[Collection entries]
--- start ---
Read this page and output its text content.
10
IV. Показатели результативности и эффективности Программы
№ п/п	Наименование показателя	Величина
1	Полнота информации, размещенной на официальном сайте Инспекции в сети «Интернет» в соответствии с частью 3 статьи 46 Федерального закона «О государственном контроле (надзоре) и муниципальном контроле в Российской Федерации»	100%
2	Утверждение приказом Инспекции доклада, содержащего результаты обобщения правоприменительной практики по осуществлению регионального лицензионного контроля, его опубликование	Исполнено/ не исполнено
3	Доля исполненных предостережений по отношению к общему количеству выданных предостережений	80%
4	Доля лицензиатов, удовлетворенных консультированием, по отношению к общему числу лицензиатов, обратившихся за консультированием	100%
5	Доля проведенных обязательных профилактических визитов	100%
--- end ---
Required work: Every record above must be duplicated exactly.

Answer in full:
Read this page and output its text content.
10
IV. Показатели результативности и эффективности Программы
№ п/п	Наименование показателя	Величина
1	Полнота информации, размещенной на официальном сайте Инспекции в сети «Интернет» в соответствии с частью 3 статьи 46 Федерального закона «О государственном контроле (надзоре) и муниципальном контроле в Российской Федерации»	100%
2	Утверждение приказом Инспекции доклада, содержащего результаты обобщения правоприменительной практики по осуществлению регионального лицензионного контроля, его опубликование	Исполнено/ не исполнено
3	Доля исполненных предостережений по отношению к общему количеству выданных предостережений	80%
4	Доля лицензиатов, удовлетворенных консультированием, по отношению к общему числу лицензиатов, обратившихся за консультированием	100%
5	Доля проведенных обязательных профилактических визитов	100%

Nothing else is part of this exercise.